- **YOUR OBJECTIVE**: Work out how many lines of the records contain "Ratios". Answer with the number and nothing else.

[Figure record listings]
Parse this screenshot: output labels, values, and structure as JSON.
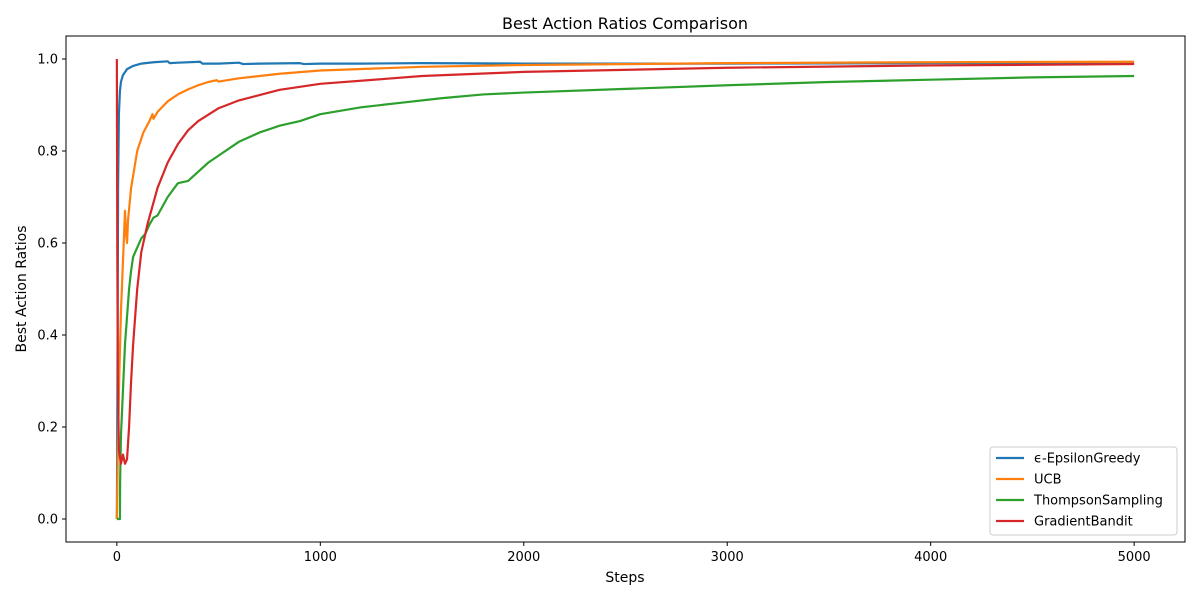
{
  "chart_data": {
    "type": "line",
    "title": "Best Action Ratios Comparison",
    "xlabel": "Steps",
    "ylabel": "Best Action Ratios",
    "xlim": [
      -250,
      5250
    ],
    "ylim": [
      -0.05,
      1.05
    ],
    "xticks": [
      0,
      1000,
      2000,
      3000,
      4000,
      5000
    ],
    "yticks": [
      0.0,
      0.2,
      0.4,
      0.6,
      0.8,
      1.0
    ],
    "xtick_labels": [
      "0",
      "1000",
      "2000",
      "3000",
      "4000",
      "5000"
    ],
    "ytick_labels": [
      "0.0",
      "0.2",
      "0.4",
      "0.6",
      "0.8",
      "1.0"
    ],
    "grid": false,
    "legend_position": "bottom-right",
    "series": [
      {
        "name": "ϵ-EpsilonGreedy",
        "color": "#1f77b4",
        "points": [
          [
            0,
            0.0
          ],
          [
            3,
            0.3
          ],
          [
            6,
            0.72
          ],
          [
            10,
            0.88
          ],
          [
            15,
            0.93
          ],
          [
            20,
            0.95
          ],
          [
            30,
            0.965
          ],
          [
            50,
            0.978
          ],
          [
            80,
            0.985
          ],
          [
            120,
            0.99
          ],
          [
            180,
            0.993
          ],
          [
            250,
            0.995
          ],
          [
            260,
            0.991
          ],
          [
            300,
            0.992
          ],
          [
            410,
            0.994
          ],
          [
            420,
            0.99
          ],
          [
            500,
            0.99
          ],
          [
            600,
            0.992
          ],
          [
            620,
            0.989
          ],
          [
            700,
            0.99
          ],
          [
            900,
            0.991
          ],
          [
            920,
            0.989
          ],
          [
            1000,
            0.99
          ],
          [
            1200,
            0.99
          ],
          [
            1500,
            0.991
          ],
          [
            2000,
            0.99
          ],
          [
            2500,
            0.99
          ],
          [
            3000,
            0.99
          ],
          [
            4000,
            0.991
          ],
          [
            5000,
            0.991
          ]
        ]
      },
      {
        "name": "UCB",
        "color": "#ff7f0e",
        "points": [
          [
            0,
            0.0
          ],
          [
            5,
            0.15
          ],
          [
            10,
            0.28
          ],
          [
            20,
            0.45
          ],
          [
            30,
            0.56
          ],
          [
            40,
            0.67
          ],
          [
            45,
            0.62
          ],
          [
            50,
            0.6
          ],
          [
            55,
            0.65
          ],
          [
            70,
            0.72
          ],
          [
            100,
            0.8
          ],
          [
            130,
            0.84
          ],
          [
            160,
            0.865
          ],
          [
            175,
            0.88
          ],
          [
            180,
            0.87
          ],
          [
            200,
            0.885
          ],
          [
            250,
            0.908
          ],
          [
            300,
            0.923
          ],
          [
            350,
            0.934
          ],
          [
            400,
            0.943
          ],
          [
            450,
            0.95
          ],
          [
            490,
            0.954
          ],
          [
            500,
            0.951
          ],
          [
            600,
            0.958
          ],
          [
            800,
            0.968
          ],
          [
            1000,
            0.975
          ],
          [
            1500,
            0.983
          ],
          [
            2000,
            0.987
          ],
          [
            3000,
            0.991
          ],
          [
            4000,
            0.993
          ],
          [
            5000,
            0.994
          ]
        ]
      },
      {
        "name": "ThompsonSampling",
        "color": "#2ca02c",
        "points": [
          [
            0,
            0.0
          ],
          [
            15,
            0.0
          ],
          [
            16,
            0.08
          ],
          [
            20,
            0.18
          ],
          [
            30,
            0.28
          ],
          [
            40,
            0.38
          ],
          [
            50,
            0.44
          ],
          [
            60,
            0.5
          ],
          [
            70,
            0.54
          ],
          [
            80,
            0.57
          ],
          [
            100,
            0.59
          ],
          [
            120,
            0.61
          ],
          [
            140,
            0.62
          ],
          [
            160,
            0.64
          ],
          [
            180,
            0.655
          ],
          [
            200,
            0.66
          ],
          [
            250,
            0.7
          ],
          [
            300,
            0.73
          ],
          [
            350,
            0.735
          ],
          [
            400,
            0.755
          ],
          [
            450,
            0.775
          ],
          [
            500,
            0.79
          ],
          [
            550,
            0.805
          ],
          [
            600,
            0.82
          ],
          [
            700,
            0.84
          ],
          [
            800,
            0.855
          ],
          [
            900,
            0.865
          ],
          [
            1000,
            0.88
          ],
          [
            1200,
            0.895
          ],
          [
            1400,
            0.905
          ],
          [
            1600,
            0.915
          ],
          [
            1800,
            0.923
          ],
          [
            2000,
            0.927
          ],
          [
            2500,
            0.935
          ],
          [
            3000,
            0.943
          ],
          [
            3500,
            0.95
          ],
          [
            4000,
            0.955
          ],
          [
            4500,
            0.96
          ],
          [
            5000,
            0.963
          ]
        ]
      },
      {
        "name": "GradientBandit",
        "color": "#d62728",
        "points": [
          [
            0,
            1.0
          ],
          [
            2,
            0.6
          ],
          [
            5,
            0.3
          ],
          [
            10,
            0.15
          ],
          [
            20,
            0.12
          ],
          [
            30,
            0.14
          ],
          [
            40,
            0.12
          ],
          [
            50,
            0.13
          ],
          [
            60,
            0.2
          ],
          [
            70,
            0.3
          ],
          [
            80,
            0.38
          ],
          [
            100,
            0.5
          ],
          [
            120,
            0.58
          ],
          [
            150,
            0.64
          ],
          [
            200,
            0.72
          ],
          [
            250,
            0.775
          ],
          [
            300,
            0.815
          ],
          [
            350,
            0.845
          ],
          [
            400,
            0.865
          ],
          [
            500,
            0.893
          ],
          [
            600,
            0.91
          ],
          [
            800,
            0.933
          ],
          [
            1000,
            0.946
          ],
          [
            1500,
            0.963
          ],
          [
            2000,
            0.972
          ],
          [
            3000,
            0.981
          ],
          [
            4000,
            0.986
          ],
          [
            5000,
            0.989
          ]
        ]
      }
    ]
  }
}
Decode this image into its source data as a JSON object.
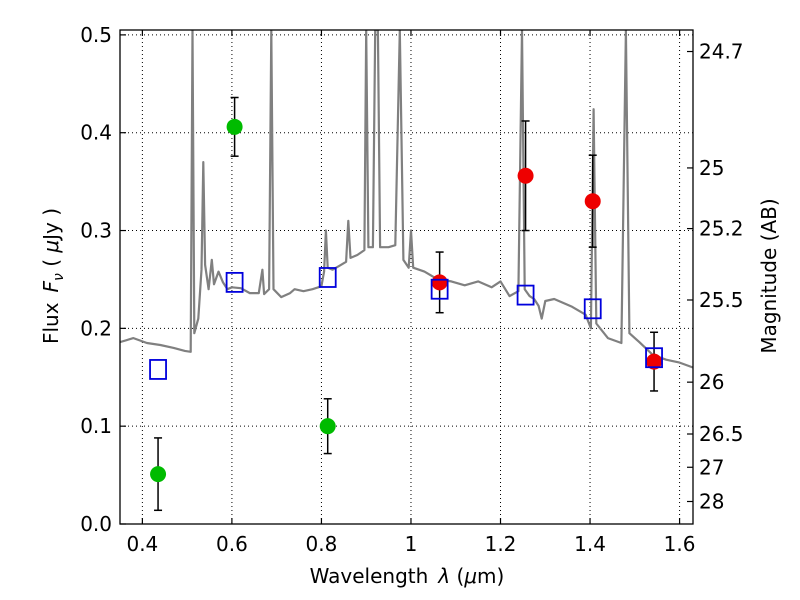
{
  "chart_data": {
    "type": "scatter",
    "xlabel_text": "Wavelength",
    "xlabel_symbol": "λ",
    "xlabel_unit_open": " (",
    "xlabel_unit_mu": "μ",
    "xlabel_unit_close": "m)",
    "ylabel_text": "Flux",
    "ylabel_symbol": "F",
    "ylabel_symbol_sub": "ν",
    "ylabel_unit_open": " ( ",
    "ylabel_unit_mu": "μ",
    "ylabel_unit_close": "Jy )",
    "y2label": "Magnitude (AB)",
    "xlim": [
      0.35,
      1.63
    ],
    "ylim": [
      0.0,
      0.505
    ],
    "grid": true,
    "x_ticks": [
      0.4,
      0.6,
      0.8,
      1.0,
      1.2,
      1.4,
      1.6
    ],
    "x_tick_labels": [
      "0.4",
      "0.6",
      "0.8",
      "1",
      "1.2",
      "1.4",
      "1.6"
    ],
    "y_ticks": [
      0.0,
      0.1,
      0.2,
      0.3,
      0.4,
      0.5
    ],
    "y_tick_labels": [
      "0.0",
      "0.1",
      "0.2",
      "0.3",
      "0.4",
      "0.5"
    ],
    "y2_ticks": [
      {
        "flux": 0.483,
        "label": "24.7"
      },
      {
        "flux": 0.364,
        "label": "25"
      },
      {
        "flux": 0.302,
        "label": "25.2"
      },
      {
        "flux": 0.229,
        "label": "25.5"
      },
      {
        "flux": 0.145,
        "label": "26"
      },
      {
        "flux": 0.092,
        "label": "26.5"
      },
      {
        "flux": 0.058,
        "label": "27"
      },
      {
        "flux": 0.023,
        "label": "28"
      }
    ],
    "series": [
      {
        "marker": "circle",
        "color": "#00bb00",
        "points": [
          {
            "x": 0.435,
            "y": 0.051,
            "err": 0.037
          },
          {
            "x": 0.606,
            "y": 0.406,
            "err": 0.03
          },
          {
            "x": 0.814,
            "y": 0.1,
            "err": 0.028
          }
        ]
      },
      {
        "marker": "circle",
        "color": "#ee0000",
        "points": [
          {
            "x": 1.064,
            "y": 0.247,
            "err": 0.031
          },
          {
            "x": 1.256,
            "y": 0.356,
            "err": 0.056
          },
          {
            "x": 1.406,
            "y": 0.33,
            "err": 0.047
          },
          {
            "x": 1.543,
            "y": 0.166,
            "err": 0.03
          }
        ]
      },
      {
        "marker": "square",
        "color": "#0000dd",
        "points": [
          {
            "x": 0.435,
            "y": 0.158
          },
          {
            "x": 0.606,
            "y": 0.247
          },
          {
            "x": 0.814,
            "y": 0.252
          },
          {
            "x": 1.064,
            "y": 0.24
          },
          {
            "x": 1.256,
            "y": 0.234
          },
          {
            "x": 1.406,
            "y": 0.22
          },
          {
            "x": 1.543,
            "y": 0.17
          }
        ]
      }
    ],
    "spectrum": {
      "color": "#808080",
      "points": [
        [
          0.35,
          0.186
        ],
        [
          0.38,
          0.19
        ],
        [
          0.41,
          0.185
        ],
        [
          0.44,
          0.183
        ],
        [
          0.47,
          0.18
        ],
        [
          0.495,
          0.177
        ],
        [
          0.508,
          0.176
        ],
        [
          0.512,
          0.505
        ],
        [
          0.516,
          0.195
        ],
        [
          0.525,
          0.21
        ],
        [
          0.532,
          0.26
        ],
        [
          0.536,
          0.37
        ],
        [
          0.54,
          0.265
        ],
        [
          0.548,
          0.24
        ],
        [
          0.555,
          0.27
        ],
        [
          0.56,
          0.245
        ],
        [
          0.57,
          0.258
        ],
        [
          0.58,
          0.247
        ],
        [
          0.59,
          0.24
        ],
        [
          0.6,
          0.242
        ],
        [
          0.62,
          0.241
        ],
        [
          0.64,
          0.236
        ],
        [
          0.66,
          0.236
        ],
        [
          0.668,
          0.26
        ],
        [
          0.672,
          0.235
        ],
        [
          0.683,
          0.24
        ],
        [
          0.688,
          0.505
        ],
        [
          0.693,
          0.24
        ],
        [
          0.71,
          0.232
        ],
        [
          0.73,
          0.236
        ],
        [
          0.74,
          0.24
        ],
        [
          0.76,
          0.238
        ],
        [
          0.78,
          0.24
        ],
        [
          0.8,
          0.243
        ],
        [
          0.806,
          0.258
        ],
        [
          0.81,
          0.3
        ],
        [
          0.814,
          0.262
        ],
        [
          0.825,
          0.26
        ],
        [
          0.84,
          0.264
        ],
        [
          0.855,
          0.268
        ],
        [
          0.86,
          0.31
        ],
        [
          0.865,
          0.272
        ],
        [
          0.88,
          0.275
        ],
        [
          0.896,
          0.28
        ],
        [
          0.9,
          0.505
        ],
        [
          0.905,
          0.283
        ],
        [
          0.915,
          0.283
        ],
        [
          0.92,
          0.505
        ],
        [
          0.926,
          0.505
        ],
        [
          0.931,
          0.283
        ],
        [
          0.95,
          0.283
        ],
        [
          0.965,
          0.285
        ],
        [
          0.975,
          0.505
        ],
        [
          0.983,
          0.27
        ],
        [
          0.995,
          0.262
        ],
        [
          1.0,
          0.3
        ],
        [
          1.005,
          0.262
        ],
        [
          1.03,
          0.258
        ],
        [
          1.06,
          0.25
        ],
        [
          1.09,
          0.248
        ],
        [
          1.12,
          0.244
        ],
        [
          1.15,
          0.248
        ],
        [
          1.18,
          0.242
        ],
        [
          1.2,
          0.248
        ],
        [
          1.22,
          0.233
        ],
        [
          1.24,
          0.238
        ],
        [
          1.248,
          0.505
        ],
        [
          1.254,
          0.24
        ],
        [
          1.265,
          0.233
        ],
        [
          1.275,
          0.23
        ],
        [
          1.285,
          0.223
        ],
        [
          1.292,
          0.21
        ],
        [
          1.3,
          0.228
        ],
        [
          1.32,
          0.23
        ],
        [
          1.36,
          0.222
        ],
        [
          1.39,
          0.214
        ],
        [
          1.402,
          0.2
        ],
        [
          1.408,
          0.424
        ],
        [
          1.414,
          0.205
        ],
        [
          1.44,
          0.19
        ],
        [
          1.47,
          0.185
        ],
        [
          1.48,
          0.505
        ],
        [
          1.488,
          0.195
        ],
        [
          1.51,
          0.186
        ],
        [
          1.54,
          0.173
        ],
        [
          1.57,
          0.168
        ],
        [
          1.6,
          0.165
        ],
        [
          1.63,
          0.16
        ]
      ]
    }
  }
}
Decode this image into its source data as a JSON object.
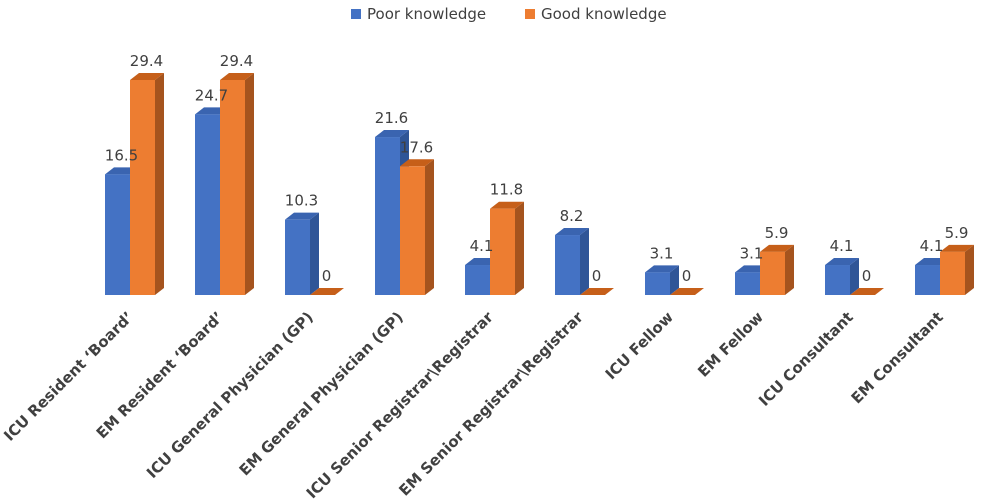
{
  "chart_data": {
    "type": "bar",
    "categories": [
      "ICU Resident ‘Board’",
      "EM Resident ‘Board’",
      "ICU General Physician (GP)",
      "EM General Physician (GP)",
      "ICU Senior Registrar\\Registrar",
      "EM Senior Registrar\\Registrar",
      "ICU Fellow",
      "EM Fellow",
      "ICU Consultant",
      "EM Consultant"
    ],
    "series": [
      {
        "name": "Poor knowledge",
        "values": [
          16.5,
          24.7,
          10.3,
          21.6,
          4.1,
          8.2,
          3.1,
          3.1,
          4.1,
          4.1
        ],
        "color": "#4472C4",
        "side_color": "#2F5597",
        "top_color": "#3A64B0"
      },
      {
        "name": "Good knowledge",
        "values": [
          29.4,
          29.4,
          0,
          17.6,
          11.8,
          0,
          0,
          5.9,
          0,
          5.9
        ],
        "color": "#ED7D31",
        "side_color": "#A5541E",
        "top_color": "#C65F19"
      }
    ],
    "value_labels": {
      "series_0": [
        "16.5",
        "24.7",
        "10.3",
        "21.6",
        "4.1",
        "8.2",
        "3.1",
        "3.1",
        "4.1",
        "4.1"
      ],
      "series_1": [
        "29.4",
        "29.4",
        "0",
        "17.6",
        "11.8",
        "0",
        "0",
        "5.9",
        "0",
        "5.9"
      ]
    },
    "legend_position": "top",
    "grid": false,
    "style": "3d-column",
    "ylim": [
      0,
      29.4
    ]
  }
}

- **EXERCISE RESPONSE**: 2